**What needs to be done**.
Write out the material exactly, without any of its pictures.

[Collected data entries]

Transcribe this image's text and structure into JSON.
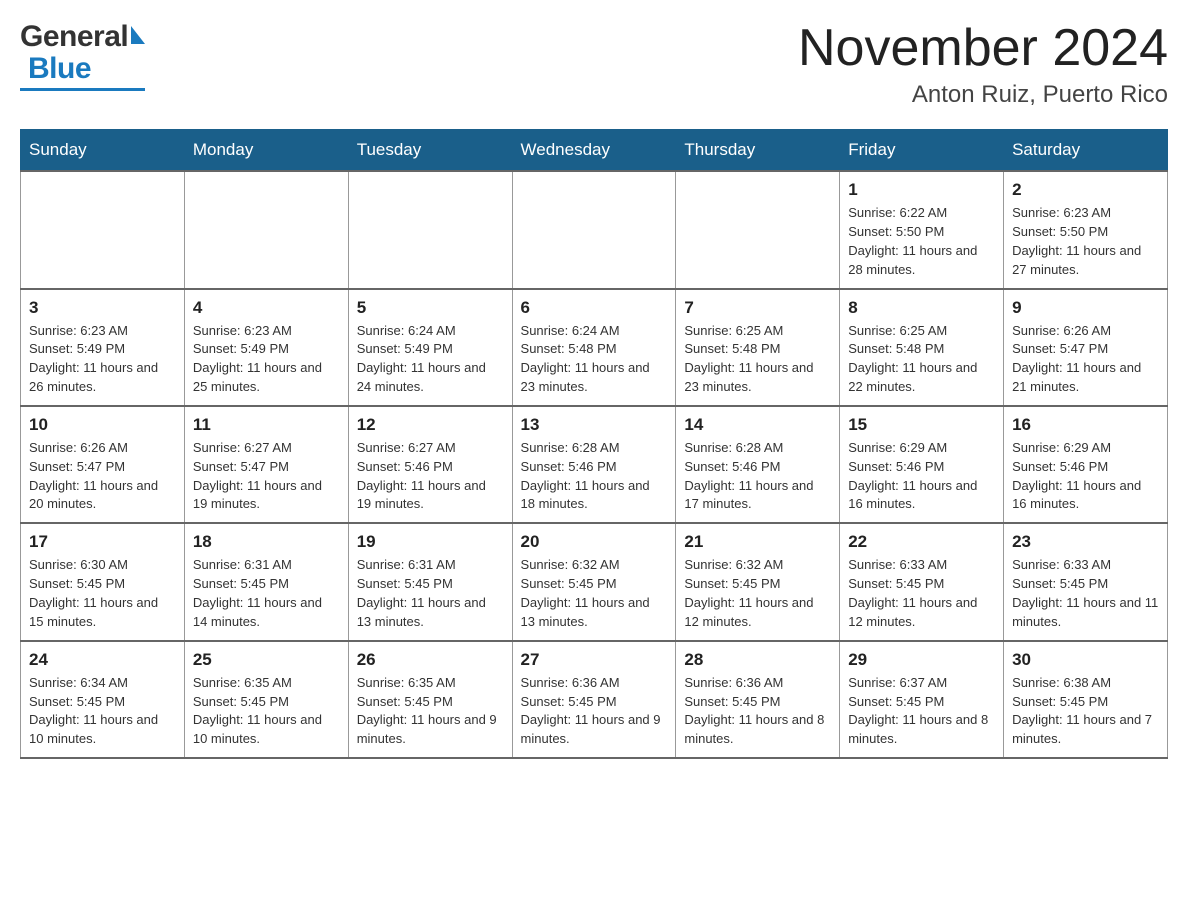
{
  "header": {
    "logo_general": "General",
    "logo_blue": "Blue",
    "month_year": "November 2024",
    "location": "Anton Ruiz, Puerto Rico"
  },
  "calendar": {
    "days_of_week": [
      "Sunday",
      "Monday",
      "Tuesday",
      "Wednesday",
      "Thursday",
      "Friday",
      "Saturday"
    ],
    "weeks": [
      {
        "days": [
          {
            "num": "",
            "info": "",
            "empty": true
          },
          {
            "num": "",
            "info": "",
            "empty": true
          },
          {
            "num": "",
            "info": "",
            "empty": true
          },
          {
            "num": "",
            "info": "",
            "empty": true
          },
          {
            "num": "",
            "info": "",
            "empty": true
          },
          {
            "num": "1",
            "info": "Sunrise: 6:22 AM\nSunset: 5:50 PM\nDaylight: 11 hours and 28 minutes."
          },
          {
            "num": "2",
            "info": "Sunrise: 6:23 AM\nSunset: 5:50 PM\nDaylight: 11 hours and 27 minutes."
          }
        ]
      },
      {
        "days": [
          {
            "num": "3",
            "info": "Sunrise: 6:23 AM\nSunset: 5:49 PM\nDaylight: 11 hours and 26 minutes."
          },
          {
            "num": "4",
            "info": "Sunrise: 6:23 AM\nSunset: 5:49 PM\nDaylight: 11 hours and 25 minutes."
          },
          {
            "num": "5",
            "info": "Sunrise: 6:24 AM\nSunset: 5:49 PM\nDaylight: 11 hours and 24 minutes."
          },
          {
            "num": "6",
            "info": "Sunrise: 6:24 AM\nSunset: 5:48 PM\nDaylight: 11 hours and 23 minutes."
          },
          {
            "num": "7",
            "info": "Sunrise: 6:25 AM\nSunset: 5:48 PM\nDaylight: 11 hours and 23 minutes."
          },
          {
            "num": "8",
            "info": "Sunrise: 6:25 AM\nSunset: 5:48 PM\nDaylight: 11 hours and 22 minutes."
          },
          {
            "num": "9",
            "info": "Sunrise: 6:26 AM\nSunset: 5:47 PM\nDaylight: 11 hours and 21 minutes."
          }
        ]
      },
      {
        "days": [
          {
            "num": "10",
            "info": "Sunrise: 6:26 AM\nSunset: 5:47 PM\nDaylight: 11 hours and 20 minutes."
          },
          {
            "num": "11",
            "info": "Sunrise: 6:27 AM\nSunset: 5:47 PM\nDaylight: 11 hours and 19 minutes."
          },
          {
            "num": "12",
            "info": "Sunrise: 6:27 AM\nSunset: 5:46 PM\nDaylight: 11 hours and 19 minutes."
          },
          {
            "num": "13",
            "info": "Sunrise: 6:28 AM\nSunset: 5:46 PM\nDaylight: 11 hours and 18 minutes."
          },
          {
            "num": "14",
            "info": "Sunrise: 6:28 AM\nSunset: 5:46 PM\nDaylight: 11 hours and 17 minutes."
          },
          {
            "num": "15",
            "info": "Sunrise: 6:29 AM\nSunset: 5:46 PM\nDaylight: 11 hours and 16 minutes."
          },
          {
            "num": "16",
            "info": "Sunrise: 6:29 AM\nSunset: 5:46 PM\nDaylight: 11 hours and 16 minutes."
          }
        ]
      },
      {
        "days": [
          {
            "num": "17",
            "info": "Sunrise: 6:30 AM\nSunset: 5:45 PM\nDaylight: 11 hours and 15 minutes."
          },
          {
            "num": "18",
            "info": "Sunrise: 6:31 AM\nSunset: 5:45 PM\nDaylight: 11 hours and 14 minutes."
          },
          {
            "num": "19",
            "info": "Sunrise: 6:31 AM\nSunset: 5:45 PM\nDaylight: 11 hours and 13 minutes."
          },
          {
            "num": "20",
            "info": "Sunrise: 6:32 AM\nSunset: 5:45 PM\nDaylight: 11 hours and 13 minutes."
          },
          {
            "num": "21",
            "info": "Sunrise: 6:32 AM\nSunset: 5:45 PM\nDaylight: 11 hours and 12 minutes."
          },
          {
            "num": "22",
            "info": "Sunrise: 6:33 AM\nSunset: 5:45 PM\nDaylight: 11 hours and 12 minutes."
          },
          {
            "num": "23",
            "info": "Sunrise: 6:33 AM\nSunset: 5:45 PM\nDaylight: 11 hours and 11 minutes."
          }
        ]
      },
      {
        "days": [
          {
            "num": "24",
            "info": "Sunrise: 6:34 AM\nSunset: 5:45 PM\nDaylight: 11 hours and 10 minutes."
          },
          {
            "num": "25",
            "info": "Sunrise: 6:35 AM\nSunset: 5:45 PM\nDaylight: 11 hours and 10 minutes."
          },
          {
            "num": "26",
            "info": "Sunrise: 6:35 AM\nSunset: 5:45 PM\nDaylight: 11 hours and 9 minutes."
          },
          {
            "num": "27",
            "info": "Sunrise: 6:36 AM\nSunset: 5:45 PM\nDaylight: 11 hours and 9 minutes."
          },
          {
            "num": "28",
            "info": "Sunrise: 6:36 AM\nSunset: 5:45 PM\nDaylight: 11 hours and 8 minutes."
          },
          {
            "num": "29",
            "info": "Sunrise: 6:37 AM\nSunset: 5:45 PM\nDaylight: 11 hours and 8 minutes."
          },
          {
            "num": "30",
            "info": "Sunrise: 6:38 AM\nSunset: 5:45 PM\nDaylight: 11 hours and 7 minutes."
          }
        ]
      }
    ]
  }
}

**Complete response**.
Transcribe this image's text and structure into JSON.
{
  "header": {
    "logo_general": "General",
    "logo_blue": "Blue",
    "month_year": "November 2024",
    "location": "Anton Ruiz, Puerto Rico"
  },
  "calendar": {
    "days_of_week": [
      "Sunday",
      "Monday",
      "Tuesday",
      "Wednesday",
      "Thursday",
      "Friday",
      "Saturday"
    ],
    "weeks": [
      {
        "days": [
          {
            "num": "",
            "info": "",
            "empty": true
          },
          {
            "num": "",
            "info": "",
            "empty": true
          },
          {
            "num": "",
            "info": "",
            "empty": true
          },
          {
            "num": "",
            "info": "",
            "empty": true
          },
          {
            "num": "",
            "info": "",
            "empty": true
          },
          {
            "num": "1",
            "info": "Sunrise: 6:22 AM\nSunset: 5:50 PM\nDaylight: 11 hours and 28 minutes."
          },
          {
            "num": "2",
            "info": "Sunrise: 6:23 AM\nSunset: 5:50 PM\nDaylight: 11 hours and 27 minutes."
          }
        ]
      },
      {
        "days": [
          {
            "num": "3",
            "info": "Sunrise: 6:23 AM\nSunset: 5:49 PM\nDaylight: 11 hours and 26 minutes."
          },
          {
            "num": "4",
            "info": "Sunrise: 6:23 AM\nSunset: 5:49 PM\nDaylight: 11 hours and 25 minutes."
          },
          {
            "num": "5",
            "info": "Sunrise: 6:24 AM\nSunset: 5:49 PM\nDaylight: 11 hours and 24 minutes."
          },
          {
            "num": "6",
            "info": "Sunrise: 6:24 AM\nSunset: 5:48 PM\nDaylight: 11 hours and 23 minutes."
          },
          {
            "num": "7",
            "info": "Sunrise: 6:25 AM\nSunset: 5:48 PM\nDaylight: 11 hours and 23 minutes."
          },
          {
            "num": "8",
            "info": "Sunrise: 6:25 AM\nSunset: 5:48 PM\nDaylight: 11 hours and 22 minutes."
          },
          {
            "num": "9",
            "info": "Sunrise: 6:26 AM\nSunset: 5:47 PM\nDaylight: 11 hours and 21 minutes."
          }
        ]
      },
      {
        "days": [
          {
            "num": "10",
            "info": "Sunrise: 6:26 AM\nSunset: 5:47 PM\nDaylight: 11 hours and 20 minutes."
          },
          {
            "num": "11",
            "info": "Sunrise: 6:27 AM\nSunset: 5:47 PM\nDaylight: 11 hours and 19 minutes."
          },
          {
            "num": "12",
            "info": "Sunrise: 6:27 AM\nSunset: 5:46 PM\nDaylight: 11 hours and 19 minutes."
          },
          {
            "num": "13",
            "info": "Sunrise: 6:28 AM\nSunset: 5:46 PM\nDaylight: 11 hours and 18 minutes."
          },
          {
            "num": "14",
            "info": "Sunrise: 6:28 AM\nSunset: 5:46 PM\nDaylight: 11 hours and 17 minutes."
          },
          {
            "num": "15",
            "info": "Sunrise: 6:29 AM\nSunset: 5:46 PM\nDaylight: 11 hours and 16 minutes."
          },
          {
            "num": "16",
            "info": "Sunrise: 6:29 AM\nSunset: 5:46 PM\nDaylight: 11 hours and 16 minutes."
          }
        ]
      },
      {
        "days": [
          {
            "num": "17",
            "info": "Sunrise: 6:30 AM\nSunset: 5:45 PM\nDaylight: 11 hours and 15 minutes."
          },
          {
            "num": "18",
            "info": "Sunrise: 6:31 AM\nSunset: 5:45 PM\nDaylight: 11 hours and 14 minutes."
          },
          {
            "num": "19",
            "info": "Sunrise: 6:31 AM\nSunset: 5:45 PM\nDaylight: 11 hours and 13 minutes."
          },
          {
            "num": "20",
            "info": "Sunrise: 6:32 AM\nSunset: 5:45 PM\nDaylight: 11 hours and 13 minutes."
          },
          {
            "num": "21",
            "info": "Sunrise: 6:32 AM\nSunset: 5:45 PM\nDaylight: 11 hours and 12 minutes."
          },
          {
            "num": "22",
            "info": "Sunrise: 6:33 AM\nSunset: 5:45 PM\nDaylight: 11 hours and 12 minutes."
          },
          {
            "num": "23",
            "info": "Sunrise: 6:33 AM\nSunset: 5:45 PM\nDaylight: 11 hours and 11 minutes."
          }
        ]
      },
      {
        "days": [
          {
            "num": "24",
            "info": "Sunrise: 6:34 AM\nSunset: 5:45 PM\nDaylight: 11 hours and 10 minutes."
          },
          {
            "num": "25",
            "info": "Sunrise: 6:35 AM\nSunset: 5:45 PM\nDaylight: 11 hours and 10 minutes."
          },
          {
            "num": "26",
            "info": "Sunrise: 6:35 AM\nSunset: 5:45 PM\nDaylight: 11 hours and 9 minutes."
          },
          {
            "num": "27",
            "info": "Sunrise: 6:36 AM\nSunset: 5:45 PM\nDaylight: 11 hours and 9 minutes."
          },
          {
            "num": "28",
            "info": "Sunrise: 6:36 AM\nSunset: 5:45 PM\nDaylight: 11 hours and 8 minutes."
          },
          {
            "num": "29",
            "info": "Sunrise: 6:37 AM\nSunset: 5:45 PM\nDaylight: 11 hours and 8 minutes."
          },
          {
            "num": "30",
            "info": "Sunrise: 6:38 AM\nSunset: 5:45 PM\nDaylight: 11 hours and 7 minutes."
          }
        ]
      }
    ]
  }
}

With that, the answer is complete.